Dataset items:
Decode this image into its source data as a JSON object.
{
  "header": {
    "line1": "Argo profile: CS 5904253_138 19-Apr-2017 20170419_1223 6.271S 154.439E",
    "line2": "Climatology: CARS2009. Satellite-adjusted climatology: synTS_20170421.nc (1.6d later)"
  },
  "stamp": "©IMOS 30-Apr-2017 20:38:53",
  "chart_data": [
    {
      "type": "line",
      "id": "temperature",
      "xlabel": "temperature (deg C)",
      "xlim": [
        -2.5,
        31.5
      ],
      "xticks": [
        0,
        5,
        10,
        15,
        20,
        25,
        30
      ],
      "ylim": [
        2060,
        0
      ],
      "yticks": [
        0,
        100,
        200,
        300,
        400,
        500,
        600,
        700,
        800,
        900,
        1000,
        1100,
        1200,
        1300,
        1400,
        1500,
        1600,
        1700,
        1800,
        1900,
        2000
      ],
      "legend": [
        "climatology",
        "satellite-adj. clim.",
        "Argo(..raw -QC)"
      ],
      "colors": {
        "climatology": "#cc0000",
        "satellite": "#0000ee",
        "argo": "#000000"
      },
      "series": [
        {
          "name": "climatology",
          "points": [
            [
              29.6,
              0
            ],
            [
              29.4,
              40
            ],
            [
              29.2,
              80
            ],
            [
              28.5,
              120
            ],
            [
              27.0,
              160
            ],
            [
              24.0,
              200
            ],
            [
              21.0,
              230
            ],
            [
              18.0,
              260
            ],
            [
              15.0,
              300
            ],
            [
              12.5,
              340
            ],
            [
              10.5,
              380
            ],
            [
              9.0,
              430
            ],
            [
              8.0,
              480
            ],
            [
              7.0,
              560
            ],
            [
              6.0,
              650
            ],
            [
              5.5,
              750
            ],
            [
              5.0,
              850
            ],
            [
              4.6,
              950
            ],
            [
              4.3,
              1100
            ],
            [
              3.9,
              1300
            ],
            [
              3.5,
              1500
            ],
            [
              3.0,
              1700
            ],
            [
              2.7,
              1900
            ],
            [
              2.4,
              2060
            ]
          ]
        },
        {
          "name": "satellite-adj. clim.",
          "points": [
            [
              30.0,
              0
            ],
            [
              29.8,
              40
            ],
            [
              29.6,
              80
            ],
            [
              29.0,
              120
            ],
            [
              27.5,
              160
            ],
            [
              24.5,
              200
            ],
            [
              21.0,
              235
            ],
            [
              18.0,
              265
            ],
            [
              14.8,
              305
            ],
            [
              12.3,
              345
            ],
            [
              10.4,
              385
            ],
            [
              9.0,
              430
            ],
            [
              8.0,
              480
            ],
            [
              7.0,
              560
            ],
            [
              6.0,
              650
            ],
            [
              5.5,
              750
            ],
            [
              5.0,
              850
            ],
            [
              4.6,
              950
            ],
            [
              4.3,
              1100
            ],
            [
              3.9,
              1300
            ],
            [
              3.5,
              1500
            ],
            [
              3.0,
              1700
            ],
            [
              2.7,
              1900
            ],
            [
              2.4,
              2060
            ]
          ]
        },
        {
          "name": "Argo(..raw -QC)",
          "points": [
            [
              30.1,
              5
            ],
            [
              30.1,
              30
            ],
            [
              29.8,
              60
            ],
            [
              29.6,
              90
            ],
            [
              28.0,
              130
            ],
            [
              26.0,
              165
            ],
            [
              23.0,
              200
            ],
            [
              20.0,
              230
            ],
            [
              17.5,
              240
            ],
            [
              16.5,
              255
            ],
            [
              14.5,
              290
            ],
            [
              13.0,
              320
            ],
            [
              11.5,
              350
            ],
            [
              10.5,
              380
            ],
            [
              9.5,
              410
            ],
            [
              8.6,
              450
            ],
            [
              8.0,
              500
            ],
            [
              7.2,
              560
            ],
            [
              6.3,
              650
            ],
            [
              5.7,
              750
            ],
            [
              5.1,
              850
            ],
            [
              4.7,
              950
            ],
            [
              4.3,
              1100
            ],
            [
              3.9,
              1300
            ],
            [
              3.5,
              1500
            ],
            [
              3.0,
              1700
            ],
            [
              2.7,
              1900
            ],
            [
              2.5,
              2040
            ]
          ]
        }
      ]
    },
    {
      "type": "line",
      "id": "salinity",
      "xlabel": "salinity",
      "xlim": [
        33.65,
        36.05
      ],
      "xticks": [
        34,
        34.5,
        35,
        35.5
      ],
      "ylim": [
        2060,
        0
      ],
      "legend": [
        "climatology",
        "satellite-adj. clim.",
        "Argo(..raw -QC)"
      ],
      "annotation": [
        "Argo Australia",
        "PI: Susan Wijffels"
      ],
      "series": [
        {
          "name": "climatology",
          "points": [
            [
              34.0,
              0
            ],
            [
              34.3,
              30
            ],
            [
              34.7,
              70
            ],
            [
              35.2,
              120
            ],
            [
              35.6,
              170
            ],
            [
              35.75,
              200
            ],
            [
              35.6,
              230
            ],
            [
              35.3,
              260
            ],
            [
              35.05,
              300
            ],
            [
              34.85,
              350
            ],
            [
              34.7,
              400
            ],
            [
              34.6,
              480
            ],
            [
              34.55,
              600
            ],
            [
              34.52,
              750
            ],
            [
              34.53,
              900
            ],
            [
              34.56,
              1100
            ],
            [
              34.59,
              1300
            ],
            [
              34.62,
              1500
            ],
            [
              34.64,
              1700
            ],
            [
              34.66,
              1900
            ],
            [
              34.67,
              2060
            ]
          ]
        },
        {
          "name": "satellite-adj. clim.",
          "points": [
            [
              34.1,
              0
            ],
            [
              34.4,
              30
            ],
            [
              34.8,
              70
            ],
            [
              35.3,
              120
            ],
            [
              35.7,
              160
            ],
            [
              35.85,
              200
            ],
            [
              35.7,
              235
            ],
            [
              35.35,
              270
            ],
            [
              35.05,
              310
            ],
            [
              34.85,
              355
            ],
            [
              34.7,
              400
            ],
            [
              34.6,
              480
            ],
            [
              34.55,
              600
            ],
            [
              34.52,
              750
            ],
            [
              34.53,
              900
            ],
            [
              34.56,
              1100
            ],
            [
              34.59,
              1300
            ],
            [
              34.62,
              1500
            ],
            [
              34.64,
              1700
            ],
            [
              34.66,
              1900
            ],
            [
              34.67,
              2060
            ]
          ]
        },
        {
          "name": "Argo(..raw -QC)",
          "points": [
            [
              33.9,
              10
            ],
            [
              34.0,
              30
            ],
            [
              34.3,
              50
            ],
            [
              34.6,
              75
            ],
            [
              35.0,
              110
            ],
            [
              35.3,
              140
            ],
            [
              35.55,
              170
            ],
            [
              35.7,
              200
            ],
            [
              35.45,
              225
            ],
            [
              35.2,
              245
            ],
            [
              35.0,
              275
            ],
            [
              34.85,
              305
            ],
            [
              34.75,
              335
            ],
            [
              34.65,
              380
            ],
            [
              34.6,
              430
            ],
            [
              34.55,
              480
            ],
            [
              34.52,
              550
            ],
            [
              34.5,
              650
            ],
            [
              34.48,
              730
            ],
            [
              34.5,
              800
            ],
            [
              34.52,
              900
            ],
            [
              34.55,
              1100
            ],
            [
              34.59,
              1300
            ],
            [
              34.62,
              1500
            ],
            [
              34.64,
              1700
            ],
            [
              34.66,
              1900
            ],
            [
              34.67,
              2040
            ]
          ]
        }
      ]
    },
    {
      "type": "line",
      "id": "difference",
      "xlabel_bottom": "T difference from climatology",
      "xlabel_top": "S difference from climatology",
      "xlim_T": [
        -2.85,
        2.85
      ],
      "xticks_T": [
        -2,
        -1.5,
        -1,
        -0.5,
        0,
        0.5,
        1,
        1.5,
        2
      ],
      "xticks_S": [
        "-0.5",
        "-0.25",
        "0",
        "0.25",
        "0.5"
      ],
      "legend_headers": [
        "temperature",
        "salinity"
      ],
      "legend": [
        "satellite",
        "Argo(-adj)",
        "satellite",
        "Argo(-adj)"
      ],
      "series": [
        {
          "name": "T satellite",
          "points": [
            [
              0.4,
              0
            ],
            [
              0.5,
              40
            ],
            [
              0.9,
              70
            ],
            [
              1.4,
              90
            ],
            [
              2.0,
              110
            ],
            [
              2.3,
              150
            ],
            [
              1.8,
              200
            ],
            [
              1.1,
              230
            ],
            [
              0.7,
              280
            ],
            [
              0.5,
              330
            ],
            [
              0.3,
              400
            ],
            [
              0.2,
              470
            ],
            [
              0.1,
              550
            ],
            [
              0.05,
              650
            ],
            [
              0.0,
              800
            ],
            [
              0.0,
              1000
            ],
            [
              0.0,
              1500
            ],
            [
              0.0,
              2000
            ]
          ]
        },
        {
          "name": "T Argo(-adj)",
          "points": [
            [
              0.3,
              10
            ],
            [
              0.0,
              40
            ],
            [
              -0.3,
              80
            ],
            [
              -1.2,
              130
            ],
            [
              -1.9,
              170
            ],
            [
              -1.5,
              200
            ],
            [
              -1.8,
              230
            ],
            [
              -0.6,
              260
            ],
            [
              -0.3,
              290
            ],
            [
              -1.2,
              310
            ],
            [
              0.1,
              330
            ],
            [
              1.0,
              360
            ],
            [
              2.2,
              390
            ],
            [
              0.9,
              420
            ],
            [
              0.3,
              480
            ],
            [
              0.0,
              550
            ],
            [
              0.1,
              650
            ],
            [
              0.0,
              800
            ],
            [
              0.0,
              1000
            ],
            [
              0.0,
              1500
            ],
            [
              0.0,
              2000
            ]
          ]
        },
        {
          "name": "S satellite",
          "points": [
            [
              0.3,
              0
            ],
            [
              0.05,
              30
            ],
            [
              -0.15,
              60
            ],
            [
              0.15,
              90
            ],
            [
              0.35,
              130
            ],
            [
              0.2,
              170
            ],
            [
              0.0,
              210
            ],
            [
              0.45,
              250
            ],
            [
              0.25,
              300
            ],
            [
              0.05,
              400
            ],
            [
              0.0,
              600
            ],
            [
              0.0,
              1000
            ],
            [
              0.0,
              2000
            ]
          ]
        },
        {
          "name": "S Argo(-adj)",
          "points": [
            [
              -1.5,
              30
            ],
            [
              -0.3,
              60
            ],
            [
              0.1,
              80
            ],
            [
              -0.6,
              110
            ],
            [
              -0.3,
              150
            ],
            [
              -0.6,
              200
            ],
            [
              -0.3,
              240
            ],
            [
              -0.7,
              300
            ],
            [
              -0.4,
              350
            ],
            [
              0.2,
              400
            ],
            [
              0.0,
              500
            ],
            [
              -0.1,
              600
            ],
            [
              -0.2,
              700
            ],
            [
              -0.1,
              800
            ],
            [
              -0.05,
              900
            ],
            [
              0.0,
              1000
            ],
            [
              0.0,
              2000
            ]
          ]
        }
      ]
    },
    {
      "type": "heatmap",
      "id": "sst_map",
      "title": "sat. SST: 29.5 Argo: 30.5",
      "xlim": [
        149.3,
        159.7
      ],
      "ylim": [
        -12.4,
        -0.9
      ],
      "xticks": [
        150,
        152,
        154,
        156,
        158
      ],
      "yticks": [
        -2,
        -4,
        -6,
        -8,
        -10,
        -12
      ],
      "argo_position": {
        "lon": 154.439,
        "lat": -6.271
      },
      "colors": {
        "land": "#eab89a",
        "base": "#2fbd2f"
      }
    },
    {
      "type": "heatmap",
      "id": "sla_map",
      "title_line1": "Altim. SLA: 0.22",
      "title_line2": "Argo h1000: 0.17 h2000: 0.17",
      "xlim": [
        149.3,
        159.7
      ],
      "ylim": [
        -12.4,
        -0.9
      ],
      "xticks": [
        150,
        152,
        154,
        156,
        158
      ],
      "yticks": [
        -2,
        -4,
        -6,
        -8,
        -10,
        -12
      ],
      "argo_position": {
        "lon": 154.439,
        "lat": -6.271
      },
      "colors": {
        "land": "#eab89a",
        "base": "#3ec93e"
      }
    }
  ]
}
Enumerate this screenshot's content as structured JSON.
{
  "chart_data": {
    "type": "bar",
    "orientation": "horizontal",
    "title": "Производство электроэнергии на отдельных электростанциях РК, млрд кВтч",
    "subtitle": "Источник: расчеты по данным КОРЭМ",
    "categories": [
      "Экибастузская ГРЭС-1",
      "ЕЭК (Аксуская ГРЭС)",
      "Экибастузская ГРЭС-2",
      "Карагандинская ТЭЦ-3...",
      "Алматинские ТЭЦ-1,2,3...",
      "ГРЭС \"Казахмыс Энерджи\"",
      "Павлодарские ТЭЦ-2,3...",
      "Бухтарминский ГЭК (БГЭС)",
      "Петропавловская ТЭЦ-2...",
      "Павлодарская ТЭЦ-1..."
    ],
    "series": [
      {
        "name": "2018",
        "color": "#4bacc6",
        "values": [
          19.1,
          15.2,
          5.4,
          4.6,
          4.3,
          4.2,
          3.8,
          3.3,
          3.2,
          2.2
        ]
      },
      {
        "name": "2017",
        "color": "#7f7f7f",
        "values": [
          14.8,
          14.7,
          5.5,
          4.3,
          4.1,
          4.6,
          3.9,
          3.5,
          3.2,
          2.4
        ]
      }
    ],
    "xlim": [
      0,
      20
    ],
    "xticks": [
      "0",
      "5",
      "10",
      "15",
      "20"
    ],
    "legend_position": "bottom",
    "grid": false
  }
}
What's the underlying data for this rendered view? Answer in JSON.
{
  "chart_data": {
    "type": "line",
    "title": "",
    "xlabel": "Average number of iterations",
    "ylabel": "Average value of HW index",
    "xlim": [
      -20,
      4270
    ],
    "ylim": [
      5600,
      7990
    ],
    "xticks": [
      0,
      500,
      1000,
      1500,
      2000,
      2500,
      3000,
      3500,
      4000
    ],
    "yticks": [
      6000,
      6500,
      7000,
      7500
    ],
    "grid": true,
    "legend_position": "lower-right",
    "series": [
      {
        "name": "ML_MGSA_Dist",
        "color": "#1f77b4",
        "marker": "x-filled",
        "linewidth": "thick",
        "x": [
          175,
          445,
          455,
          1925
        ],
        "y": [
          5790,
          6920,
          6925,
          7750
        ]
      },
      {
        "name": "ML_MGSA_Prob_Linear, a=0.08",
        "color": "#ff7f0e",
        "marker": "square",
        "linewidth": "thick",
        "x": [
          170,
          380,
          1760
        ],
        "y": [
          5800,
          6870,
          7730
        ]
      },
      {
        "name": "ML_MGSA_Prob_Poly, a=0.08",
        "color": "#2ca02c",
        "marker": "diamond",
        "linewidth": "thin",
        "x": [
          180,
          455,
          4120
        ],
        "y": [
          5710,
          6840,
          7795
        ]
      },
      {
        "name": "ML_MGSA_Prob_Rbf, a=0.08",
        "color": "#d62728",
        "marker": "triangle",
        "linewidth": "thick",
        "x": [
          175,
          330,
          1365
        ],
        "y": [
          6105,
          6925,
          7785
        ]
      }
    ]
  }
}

WORK TO BE COMPLETED:
Read through the entries and copy every line that includes "from".

CORRECT RESULT:
      "xlabel_bottom": "T difference from climatology",
      "xlabel_top": "S difference from climatology",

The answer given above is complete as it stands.